Requirement: Reproduce the complete listing without any deviation.
* Start Given data *
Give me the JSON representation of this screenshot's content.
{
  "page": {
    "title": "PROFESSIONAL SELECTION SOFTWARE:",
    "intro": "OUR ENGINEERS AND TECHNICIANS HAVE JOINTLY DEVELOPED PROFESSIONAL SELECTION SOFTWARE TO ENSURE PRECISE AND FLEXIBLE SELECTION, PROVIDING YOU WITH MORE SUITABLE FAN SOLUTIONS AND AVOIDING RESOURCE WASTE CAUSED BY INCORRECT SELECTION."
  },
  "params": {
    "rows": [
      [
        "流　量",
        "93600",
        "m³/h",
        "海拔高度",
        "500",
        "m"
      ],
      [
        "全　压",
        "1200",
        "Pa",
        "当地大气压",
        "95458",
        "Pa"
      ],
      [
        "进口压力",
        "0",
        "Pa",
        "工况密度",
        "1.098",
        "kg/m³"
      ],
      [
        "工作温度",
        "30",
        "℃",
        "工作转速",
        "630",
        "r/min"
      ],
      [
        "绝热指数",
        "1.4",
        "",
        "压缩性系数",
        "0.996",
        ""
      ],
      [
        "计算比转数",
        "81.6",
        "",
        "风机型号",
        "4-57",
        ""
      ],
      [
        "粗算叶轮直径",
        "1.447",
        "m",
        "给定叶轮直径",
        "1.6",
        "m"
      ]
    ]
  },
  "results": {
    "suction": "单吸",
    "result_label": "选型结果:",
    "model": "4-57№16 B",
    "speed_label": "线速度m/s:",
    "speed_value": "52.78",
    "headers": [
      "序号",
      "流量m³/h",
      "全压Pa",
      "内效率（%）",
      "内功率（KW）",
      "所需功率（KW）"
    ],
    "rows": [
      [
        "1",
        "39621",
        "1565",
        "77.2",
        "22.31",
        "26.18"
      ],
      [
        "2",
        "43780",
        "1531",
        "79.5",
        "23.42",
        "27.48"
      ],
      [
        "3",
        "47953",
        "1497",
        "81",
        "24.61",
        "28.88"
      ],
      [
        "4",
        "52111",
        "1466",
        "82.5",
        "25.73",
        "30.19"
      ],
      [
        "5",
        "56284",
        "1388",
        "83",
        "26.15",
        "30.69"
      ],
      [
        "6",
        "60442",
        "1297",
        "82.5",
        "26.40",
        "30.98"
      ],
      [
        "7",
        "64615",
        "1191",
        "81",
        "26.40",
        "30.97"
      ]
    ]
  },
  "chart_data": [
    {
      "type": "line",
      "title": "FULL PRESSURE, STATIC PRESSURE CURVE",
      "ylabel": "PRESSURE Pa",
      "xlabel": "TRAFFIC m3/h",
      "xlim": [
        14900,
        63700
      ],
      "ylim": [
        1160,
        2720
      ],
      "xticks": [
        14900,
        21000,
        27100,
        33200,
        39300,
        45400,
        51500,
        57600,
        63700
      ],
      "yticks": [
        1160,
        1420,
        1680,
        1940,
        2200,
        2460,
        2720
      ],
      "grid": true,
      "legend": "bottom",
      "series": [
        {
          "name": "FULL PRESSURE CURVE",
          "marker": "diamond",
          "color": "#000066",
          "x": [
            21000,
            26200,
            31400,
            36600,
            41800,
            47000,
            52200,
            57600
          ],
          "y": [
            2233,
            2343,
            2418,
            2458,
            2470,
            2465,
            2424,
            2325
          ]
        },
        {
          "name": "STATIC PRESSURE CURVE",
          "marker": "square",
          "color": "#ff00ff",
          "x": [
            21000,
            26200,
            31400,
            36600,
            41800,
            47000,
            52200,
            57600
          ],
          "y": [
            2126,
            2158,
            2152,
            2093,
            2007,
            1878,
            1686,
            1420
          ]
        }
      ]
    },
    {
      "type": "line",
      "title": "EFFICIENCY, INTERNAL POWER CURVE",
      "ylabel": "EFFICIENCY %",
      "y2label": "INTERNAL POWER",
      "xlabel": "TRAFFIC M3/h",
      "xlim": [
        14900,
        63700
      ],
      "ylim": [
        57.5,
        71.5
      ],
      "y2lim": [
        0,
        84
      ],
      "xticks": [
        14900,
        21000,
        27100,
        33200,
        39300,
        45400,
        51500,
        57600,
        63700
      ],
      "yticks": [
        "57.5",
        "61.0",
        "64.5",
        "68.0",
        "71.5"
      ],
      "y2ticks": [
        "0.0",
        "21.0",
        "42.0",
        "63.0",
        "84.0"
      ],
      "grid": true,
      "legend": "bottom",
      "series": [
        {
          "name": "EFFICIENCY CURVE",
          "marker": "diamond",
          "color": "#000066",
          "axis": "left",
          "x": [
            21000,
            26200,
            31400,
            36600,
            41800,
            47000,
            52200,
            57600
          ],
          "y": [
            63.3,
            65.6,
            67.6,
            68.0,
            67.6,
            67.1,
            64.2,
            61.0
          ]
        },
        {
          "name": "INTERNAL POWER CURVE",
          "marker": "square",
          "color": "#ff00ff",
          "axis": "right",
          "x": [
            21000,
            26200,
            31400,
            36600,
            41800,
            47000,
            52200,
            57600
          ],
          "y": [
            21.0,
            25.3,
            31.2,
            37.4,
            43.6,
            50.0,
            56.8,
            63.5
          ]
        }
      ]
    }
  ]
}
* End Given data *
Response for this exercise:
Give me the JSON representation of this screenshot's content.
{
  "page": {
    "title": "PROFESSIONAL SELECTION SOFTWARE:",
    "intro": "OUR ENGINEERS AND TECHNICIANS HAVE JOINTLY DEVELOPED PROFESSIONAL SELECTION SOFTWARE TO ENSURE PRECISE AND FLEXIBLE SELECTION, PROVIDING YOU WITH MORE SUITABLE FAN SOLUTIONS AND AVOIDING RESOURCE WASTE CAUSED BY INCORRECT SELECTION."
  },
  "params": {
    "rows": [
      [
        "流　量",
        "93600",
        "m³/h",
        "海拔高度",
        "500",
        "m"
      ],
      [
        "全　压",
        "1200",
        "Pa",
        "当地大气压",
        "95458",
        "Pa"
      ],
      [
        "进口压力",
        "0",
        "Pa",
        "工况密度",
        "1.098",
        "kg/m³"
      ],
      [
        "工作温度",
        "30",
        "℃",
        "工作转速",
        "630",
        "r/min"
      ],
      [
        "绝热指数",
        "1.4",
        "",
        "压缩性系数",
        "0.996",
        ""
      ],
      [
        "计算比转数",
        "81.6",
        "",
        "风机型号",
        "4-57",
        ""
      ],
      [
        "粗算叶轮直径",
        "1.447",
        "m",
        "给定叶轮直径",
        "1.6",
        "m"
      ]
    ]
  },
  "results": {
    "suction": "单吸",
    "result_label": "选型结果:",
    "model": "4-57№16 B",
    "speed_label": "线速度m/s:",
    "speed_value": "52.78",
    "headers": [
      "序号",
      "流量m³/h",
      "全压Pa",
      "内效率（%）",
      "内功率（KW）",
      "所需功率（KW）"
    ],
    "rows": [
      [
        "1",
        "39621",
        "1565",
        "77.2",
        "22.31",
        "26.18"
      ],
      [
        "2",
        "43780",
        "1531",
        "79.5",
        "23.42",
        "27.48"
      ],
      [
        "3",
        "47953",
        "1497",
        "81",
        "24.61",
        "28.88"
      ],
      [
        "4",
        "52111",
        "1466",
        "82.5",
        "25.73",
        "30.19"
      ],
      [
        "5",
        "56284",
        "1388",
        "83",
        "26.15",
        "30.69"
      ],
      [
        "6",
        "60442",
        "1297",
        "82.5",
        "26.40",
        "30.98"
      ],
      [
        "7",
        "64615",
        "1191",
        "81",
        "26.40",
        "30.97"
      ]
    ]
  },
  "chart_data": [
    {
      "type": "line",
      "title": "FULL PRESSURE, STATIC PRESSURE CURVE",
      "ylabel": "PRESSURE Pa",
      "xlabel": "TRAFFIC m3/h",
      "xlim": [
        14900,
        63700
      ],
      "ylim": [
        1160,
        2720
      ],
      "xticks": [
        14900,
        21000,
        27100,
        33200,
        39300,
        45400,
        51500,
        57600,
        63700
      ],
      "yticks": [
        1160,
        1420,
        1680,
        1940,
        2200,
        2460,
        2720
      ],
      "grid": true,
      "legend": "bottom",
      "series": [
        {
          "name": "FULL PRESSURE CURVE",
          "marker": "diamond",
          "color": "#000066",
          "x": [
            21000,
            26200,
            31400,
            36600,
            41800,
            47000,
            52200,
            57600
          ],
          "y": [
            2233,
            2343,
            2418,
            2458,
            2470,
            2465,
            2424,
            2325
          ]
        },
        {
          "name": "STATIC PRESSURE CURVE",
          "marker": "square",
          "color": "#ff00ff",
          "x": [
            21000,
            26200,
            31400,
            36600,
            41800,
            47000,
            52200,
            57600
          ],
          "y": [
            2126,
            2158,
            2152,
            2093,
            2007,
            1878,
            1686,
            1420
          ]
        }
      ]
    },
    {
      "type": "line",
      "title": "EFFICIENCY, INTERNAL POWER CURVE",
      "ylabel": "EFFICIENCY %",
      "y2label": "INTERNAL POWER",
      "xlabel": "TRAFFIC M3/h",
      "xlim": [
        14900,
        63700
      ],
      "ylim": [
        57.5,
        71.5
      ],
      "y2lim": [
        0,
        84
      ],
      "xticks": [
        14900,
        21000,
        27100,
        33200,
        39300,
        45400,
        51500,
        57600,
        63700
      ],
      "yticks": [
        "57.5",
        "61.0",
        "64.5",
        "68.0",
        "71.5"
      ],
      "y2ticks": [
        "0.0",
        "21.0",
        "42.0",
        "63.0",
        "84.0"
      ],
      "grid": true,
      "legend": "bottom",
      "series": [
        {
          "name": "EFFICIENCY CURVE",
          "marker": "diamond",
          "color": "#000066",
          "axis": "left",
          "x": [
            21000,
            26200,
            31400,
            36600,
            41800,
            47000,
            52200,
            57600
          ],
          "y": [
            63.3,
            65.6,
            67.6,
            68.0,
            67.6,
            67.1,
            64.2,
            61.0
          ]
        },
        {
          "name": "INTERNAL POWER CURVE",
          "marker": "square",
          "color": "#ff00ff",
          "axis": "right",
          "x": [
            21000,
            26200,
            31400,
            36600,
            41800,
            47000,
            52200,
            57600
          ],
          "y": [
            21.0,
            25.3,
            31.2,
            37.4,
            43.6,
            50.0,
            56.8,
            63.5
          ]
        }
      ]
    }
  ]
}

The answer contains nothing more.